[start of GIVEN DATA]
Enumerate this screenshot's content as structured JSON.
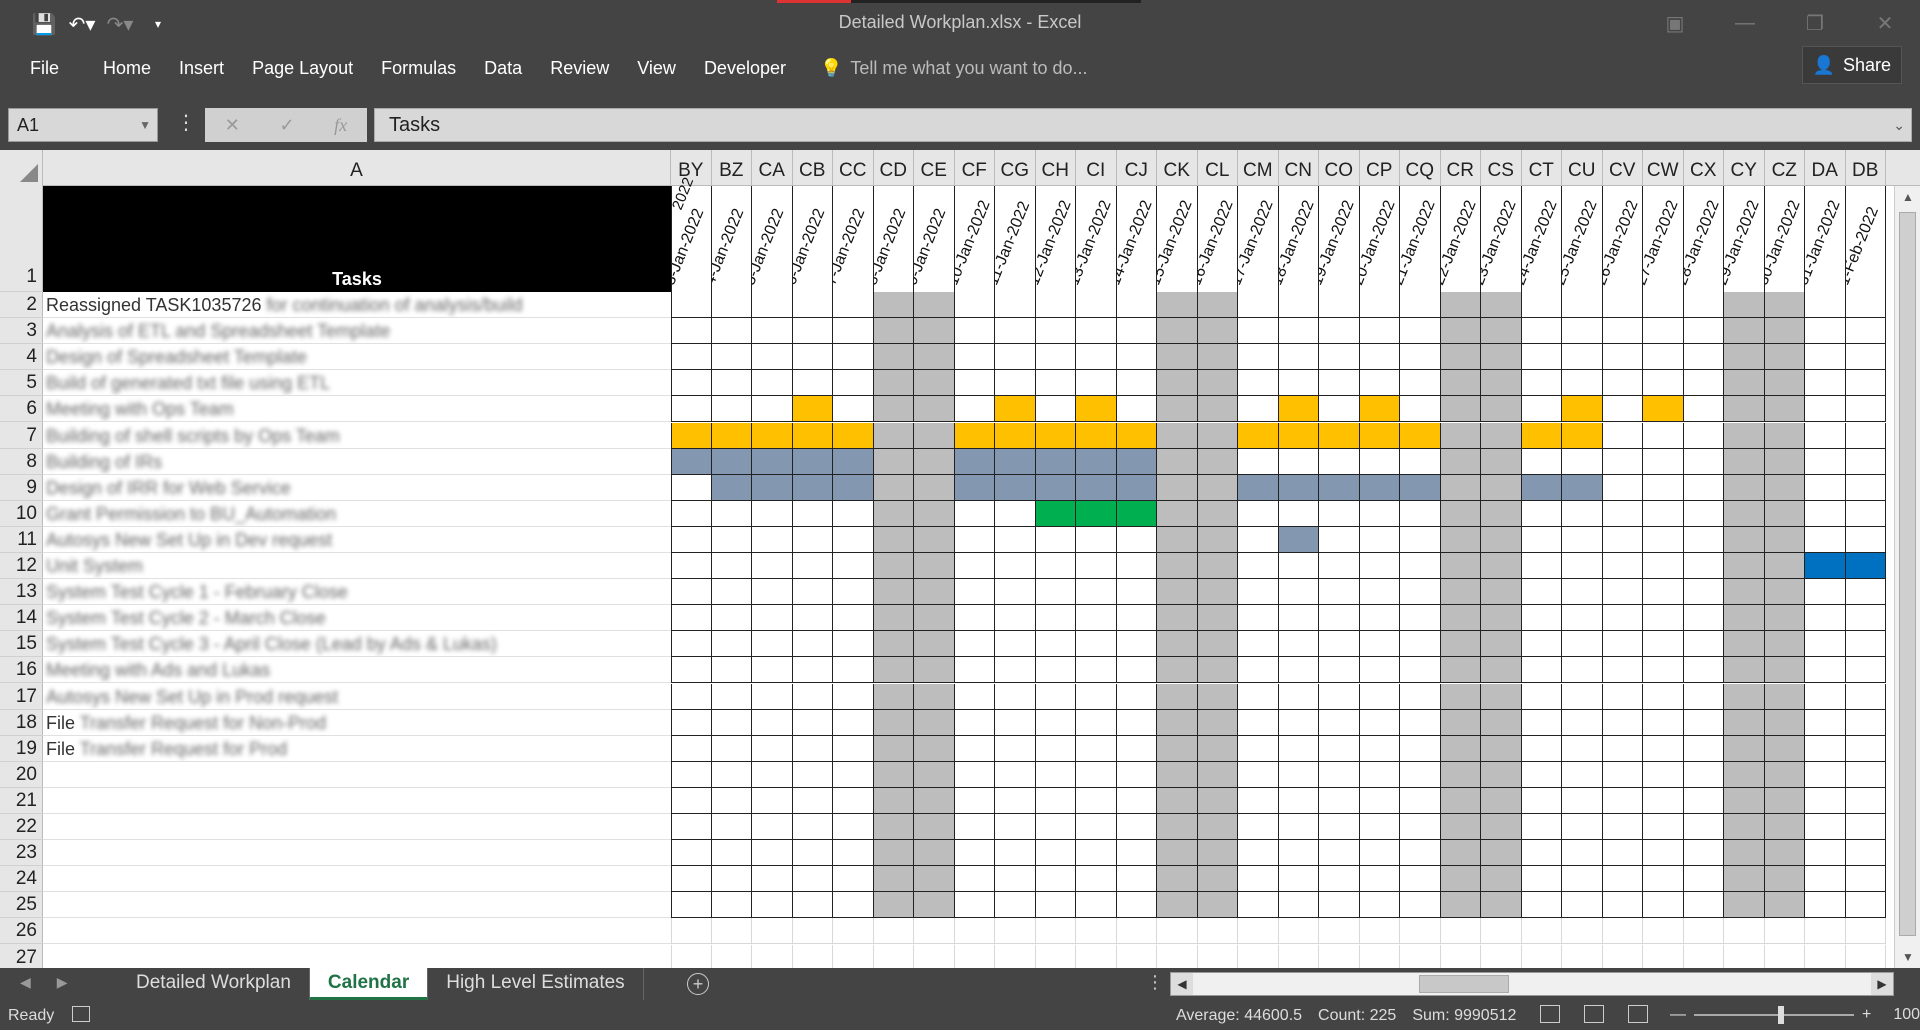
{
  "window": {
    "title": "Detailed Workplan.xlsx - Excel"
  },
  "ribbon": {
    "tabs": [
      "File",
      "Home",
      "Insert",
      "Page Layout",
      "Formulas",
      "Data",
      "Review",
      "View",
      "Developer"
    ],
    "tell_me": "Tell me what you want to do...",
    "share": "Share"
  },
  "formula_bar": {
    "name_box": "A1",
    "formula": "Tasks"
  },
  "column_a": {
    "letter": "A",
    "header": "Tasks"
  },
  "date_columns": [
    {
      "col": "BY",
      "date": "3-Jan-2022",
      "weekend": false
    },
    {
      "col": "BZ",
      "date": "4-Jan-2022",
      "weekend": false
    },
    {
      "col": "CA",
      "date": "5-Jan-2022",
      "weekend": false
    },
    {
      "col": "CB",
      "date": "6-Jan-2022",
      "weekend": false
    },
    {
      "col": "CC",
      "date": "7-Jan-2022",
      "weekend": false
    },
    {
      "col": "CD",
      "date": "8-Jan-2022",
      "weekend": true
    },
    {
      "col": "CE",
      "date": "9-Jan-2022",
      "weekend": true
    },
    {
      "col": "CF",
      "date": "10-Jan-2022",
      "weekend": false
    },
    {
      "col": "CG",
      "date": "11-Jan-2022",
      "weekend": false
    },
    {
      "col": "CH",
      "date": "12-Jan-2022",
      "weekend": false
    },
    {
      "col": "CI",
      "date": "13-Jan-2022",
      "weekend": false
    },
    {
      "col": "CJ",
      "date": "14-Jan-2022",
      "weekend": false
    },
    {
      "col": "CK",
      "date": "15-Jan-2022",
      "weekend": true
    },
    {
      "col": "CL",
      "date": "16-Jan-2022",
      "weekend": true
    },
    {
      "col": "CM",
      "date": "17-Jan-2022",
      "weekend": false
    },
    {
      "col": "CN",
      "date": "18-Jan-2022",
      "weekend": false
    },
    {
      "col": "CO",
      "date": "19-Jan-2022",
      "weekend": false
    },
    {
      "col": "CP",
      "date": "20-Jan-2022",
      "weekend": false
    },
    {
      "col": "CQ",
      "date": "21-Jan-2022",
      "weekend": false
    },
    {
      "col": "CR",
      "date": "22-Jan-2022",
      "weekend": true
    },
    {
      "col": "CS",
      "date": "23-Jan-2022",
      "weekend": true
    },
    {
      "col": "CT",
      "date": "24-Jan-2022",
      "weekend": false
    },
    {
      "col": "CU",
      "date": "25-Jan-2022",
      "weekend": false
    },
    {
      "col": "CV",
      "date": "26-Jan-2022",
      "weekend": false
    },
    {
      "col": "CW",
      "date": "27-Jan-2022",
      "weekend": false
    },
    {
      "col": "CX",
      "date": "28-Jan-2022",
      "weekend": false
    },
    {
      "col": "CY",
      "date": "29-Jan-2022",
      "weekend": true
    },
    {
      "col": "CZ",
      "date": "30-Jan-2022",
      "weekend": true
    },
    {
      "col": "DA",
      "date": "31-Jan-2022",
      "weekend": false
    },
    {
      "col": "DB",
      "date": "1-Feb-2022",
      "weekend": false
    }
  ],
  "partial_first_date": "2022",
  "rows": [
    {
      "n": "1",
      "task": "Tasks"
    },
    {
      "n": "2",
      "task": "Reassigned TASK1035726 for continuation of analysis/build",
      "clear": "Reassigned TASK1035726",
      "fills": {}
    },
    {
      "n": "3",
      "task": "Analysis of ETL and Spreadsheet Template",
      "fills": {}
    },
    {
      "n": "4",
      "task": "Design of Spreadsheet Template",
      "fills": {}
    },
    {
      "n": "5",
      "task": "Build of generated txt file using ETL",
      "fills": {}
    },
    {
      "n": "6",
      "task": "Meeting with Ops Team",
      "fills": {
        "CB": "orange",
        "CG": "orange",
        "CI": "orange",
        "CN": "orange",
        "CP": "orange",
        "CU": "orange",
        "CW": "orange"
      }
    },
    {
      "n": "7",
      "task": "Building of shell scripts by Ops Team",
      "fills": {
        "BY": "orange",
        "BZ": "orange",
        "CA": "orange",
        "CB": "orange",
        "CC": "orange",
        "CF": "orange",
        "CG": "orange",
        "CH": "orange",
        "CI": "orange",
        "CJ": "orange",
        "CM": "orange",
        "CN": "orange",
        "CO": "orange",
        "CP": "orange",
        "CQ": "orange",
        "CT": "orange",
        "CU": "orange"
      }
    },
    {
      "n": "8",
      "task": "Building of IRs",
      "fills": {
        "BY": "slate",
        "BZ": "slate",
        "CA": "slate",
        "CB": "slate",
        "CC": "slate",
        "CF": "slate",
        "CG": "slate",
        "CH": "slate",
        "CI": "slate",
        "CJ": "slate"
      }
    },
    {
      "n": "9",
      "task": "Design of IRR for Web Service",
      "fills": {
        "BZ": "slate",
        "CA": "slate",
        "CB": "slate",
        "CC": "slate",
        "CF": "slate",
        "CG": "slate",
        "CH": "slate",
        "CI": "slate",
        "CJ": "slate",
        "CM": "slate",
        "CN": "slate",
        "CO": "slate",
        "CP": "slate",
        "CQ": "slate",
        "CT": "slate",
        "CU": "slate"
      }
    },
    {
      "n": "10",
      "task": "Grant Permission to BU_Automation",
      "fills": {
        "CH": "green",
        "CI": "green",
        "CJ": "green"
      }
    },
    {
      "n": "11",
      "task": "Autosys New Set Up in Dev request",
      "fills": {
        "CN": "slate"
      }
    },
    {
      "n": "12",
      "task": "Unit System",
      "fills": {
        "DA": "blue",
        "DB": "blue"
      }
    },
    {
      "n": "13",
      "task": "System Test Cycle 1 - February Close",
      "fills": {}
    },
    {
      "n": "14",
      "task": "System Test Cycle 2 - March Close",
      "fills": {}
    },
    {
      "n": "15",
      "task": "System Test Cycle 3 - April Close (Lead by Ads & Lukas)",
      "fills": {}
    },
    {
      "n": "16",
      "task": "Meeting with Ads and Lukas",
      "fills": {}
    },
    {
      "n": "17",
      "task": "Autosys New Set Up in Prod request",
      "fills": {}
    },
    {
      "n": "18",
      "task": "File Transfer Request for Non-Prod",
      "clear": "File",
      "fills": {}
    },
    {
      "n": "19",
      "task": "File Transfer Request for Prod",
      "clear": "File",
      "fills": {}
    },
    {
      "n": "20",
      "task": ""
    },
    {
      "n": "21",
      "task": ""
    },
    {
      "n": "22",
      "task": ""
    },
    {
      "n": "23",
      "task": ""
    },
    {
      "n": "24",
      "task": ""
    },
    {
      "n": "25",
      "task": ""
    },
    {
      "n": "26",
      "task": ""
    },
    {
      "n": "27",
      "task": ""
    }
  ],
  "colors": {
    "orange": "#ffc000",
    "slate": "#8497b0",
    "green": "#00b050",
    "blue": "#0070c0",
    "weekend": "#bdbdbd"
  },
  "sheets": {
    "tabs": [
      "Detailed Workplan",
      "Calendar",
      "High Level Estimates"
    ],
    "active": "Calendar"
  },
  "status": {
    "ready": "Ready",
    "average": "Average: 44600.5",
    "count": "Count: 225",
    "sum": "Sum: 9990512",
    "zoom": "100%"
  }
}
[end of GIVEN DATA]
Repeat the data above exactly, but not the pictures.

**ANSWER IN FULL**
Enumerate this screenshot's content as structured JSON.
{
  "window": {
    "title": "Detailed Workplan.xlsx - Excel"
  },
  "ribbon": {
    "tabs": [
      "File",
      "Home",
      "Insert",
      "Page Layout",
      "Formulas",
      "Data",
      "Review",
      "View",
      "Developer"
    ],
    "tell_me": "Tell me what you want to do...",
    "share": "Share"
  },
  "formula_bar": {
    "name_box": "A1",
    "formula": "Tasks"
  },
  "column_a": {
    "letter": "A",
    "header": "Tasks"
  },
  "date_columns": [
    {
      "col": "BY",
      "date": "3-Jan-2022",
      "weekend": false
    },
    {
      "col": "BZ",
      "date": "4-Jan-2022",
      "weekend": false
    },
    {
      "col": "CA",
      "date": "5-Jan-2022",
      "weekend": false
    },
    {
      "col": "CB",
      "date": "6-Jan-2022",
      "weekend": false
    },
    {
      "col": "CC",
      "date": "7-Jan-2022",
      "weekend": false
    },
    {
      "col": "CD",
      "date": "8-Jan-2022",
      "weekend": true
    },
    {
      "col": "CE",
      "date": "9-Jan-2022",
      "weekend": true
    },
    {
      "col": "CF",
      "date": "10-Jan-2022",
      "weekend": false
    },
    {
      "col": "CG",
      "date": "11-Jan-2022",
      "weekend": false
    },
    {
      "col": "CH",
      "date": "12-Jan-2022",
      "weekend": false
    },
    {
      "col": "CI",
      "date": "13-Jan-2022",
      "weekend": false
    },
    {
      "col": "CJ",
      "date": "14-Jan-2022",
      "weekend": false
    },
    {
      "col": "CK",
      "date": "15-Jan-2022",
      "weekend": true
    },
    {
      "col": "CL",
      "date": "16-Jan-2022",
      "weekend": true
    },
    {
      "col": "CM",
      "date": "17-Jan-2022",
      "weekend": false
    },
    {
      "col": "CN",
      "date": "18-Jan-2022",
      "weekend": false
    },
    {
      "col": "CO",
      "date": "19-Jan-2022",
      "weekend": false
    },
    {
      "col": "CP",
      "date": "20-Jan-2022",
      "weekend": false
    },
    {
      "col": "CQ",
      "date": "21-Jan-2022",
      "weekend": false
    },
    {
      "col": "CR",
      "date": "22-Jan-2022",
      "weekend": true
    },
    {
      "col": "CS",
      "date": "23-Jan-2022",
      "weekend": true
    },
    {
      "col": "CT",
      "date": "24-Jan-2022",
      "weekend": false
    },
    {
      "col": "CU",
      "date": "25-Jan-2022",
      "weekend": false
    },
    {
      "col": "CV",
      "date": "26-Jan-2022",
      "weekend": false
    },
    {
      "col": "CW",
      "date": "27-Jan-2022",
      "weekend": false
    },
    {
      "col": "CX",
      "date": "28-Jan-2022",
      "weekend": false
    },
    {
      "col": "CY",
      "date": "29-Jan-2022",
      "weekend": true
    },
    {
      "col": "CZ",
      "date": "30-Jan-2022",
      "weekend": true
    },
    {
      "col": "DA",
      "date": "31-Jan-2022",
      "weekend": false
    },
    {
      "col": "DB",
      "date": "1-Feb-2022",
      "weekend": false
    }
  ],
  "partial_first_date": "2022",
  "rows": [
    {
      "n": "1",
      "task": "Tasks"
    },
    {
      "n": "2",
      "task": "Reassigned TASK1035726 for continuation of analysis/build",
      "clear": "Reassigned TASK1035726",
      "fills": {}
    },
    {
      "n": "3",
      "task": "Analysis of ETL and Spreadsheet Template",
      "fills": {}
    },
    {
      "n": "4",
      "task": "Design of Spreadsheet Template",
      "fills": {}
    },
    {
      "n": "5",
      "task": "Build of generated txt file using ETL",
      "fills": {}
    },
    {
      "n": "6",
      "task": "Meeting with Ops Team",
      "fills": {
        "CB": "orange",
        "CG": "orange",
        "CI": "orange",
        "CN": "orange",
        "CP": "orange",
        "CU": "orange",
        "CW": "orange"
      }
    },
    {
      "n": "7",
      "task": "Building of shell scripts by Ops Team",
      "fills": {
        "BY": "orange",
        "BZ": "orange",
        "CA": "orange",
        "CB": "orange",
        "CC": "orange",
        "CF": "orange",
        "CG": "orange",
        "CH": "orange",
        "CI": "orange",
        "CJ": "orange",
        "CM": "orange",
        "CN": "orange",
        "CO": "orange",
        "CP": "orange",
        "CQ": "orange",
        "CT": "orange",
        "CU": "orange"
      }
    },
    {
      "n": "8",
      "task": "Building of IRs",
      "fills": {
        "BY": "slate",
        "BZ": "slate",
        "CA": "slate",
        "CB": "slate",
        "CC": "slate",
        "CF": "slate",
        "CG": "slate",
        "CH": "slate",
        "CI": "slate",
        "CJ": "slate"
      }
    },
    {
      "n": "9",
      "task": "Design of IRR for Web Service",
      "fills": {
        "BZ": "slate",
        "CA": "slate",
        "CB": "slate",
        "CC": "slate",
        "CF": "slate",
        "CG": "slate",
        "CH": "slate",
        "CI": "slate",
        "CJ": "slate",
        "CM": "slate",
        "CN": "slate",
        "CO": "slate",
        "CP": "slate",
        "CQ": "slate",
        "CT": "slate",
        "CU": "slate"
      }
    },
    {
      "n": "10",
      "task": "Grant Permission to BU_Automation",
      "fills": {
        "CH": "green",
        "CI": "green",
        "CJ": "green"
      }
    },
    {
      "n": "11",
      "task": "Autosys New Set Up in Dev request",
      "fills": {
        "CN": "slate"
      }
    },
    {
      "n": "12",
      "task": "Unit System",
      "fills": {
        "DA": "blue",
        "DB": "blue"
      }
    },
    {
      "n": "13",
      "task": "System Test Cycle 1 - February Close",
      "fills": {}
    },
    {
      "n": "14",
      "task": "System Test Cycle 2 - March Close",
      "fills": {}
    },
    {
      "n": "15",
      "task": "System Test Cycle 3 - April Close (Lead by Ads & Lukas)",
      "fills": {}
    },
    {
      "n": "16",
      "task": "Meeting with Ads and Lukas",
      "fills": {}
    },
    {
      "n": "17",
      "task": "Autosys New Set Up in Prod request",
      "fills": {}
    },
    {
      "n": "18",
      "task": "File Transfer Request for Non-Prod",
      "clear": "File",
      "fills": {}
    },
    {
      "n": "19",
      "task": "File Transfer Request for Prod",
      "clear": "File",
      "fills": {}
    },
    {
      "n": "20",
      "task": ""
    },
    {
      "n": "21",
      "task": ""
    },
    {
      "n": "22",
      "task": ""
    },
    {
      "n": "23",
      "task": ""
    },
    {
      "n": "24",
      "task": ""
    },
    {
      "n": "25",
      "task": ""
    },
    {
      "n": "26",
      "task": ""
    },
    {
      "n": "27",
      "task": ""
    }
  ],
  "colors": {
    "orange": "#ffc000",
    "slate": "#8497b0",
    "green": "#00b050",
    "blue": "#0070c0",
    "weekend": "#bdbdbd"
  },
  "sheets": {
    "tabs": [
      "Detailed Workplan",
      "Calendar",
      "High Level Estimates"
    ],
    "active": "Calendar"
  },
  "status": {
    "ready": "Ready",
    "average": "Average: 44600.5",
    "count": "Count: 225",
    "sum": "Sum: 9990512",
    "zoom": "100%"
  }
}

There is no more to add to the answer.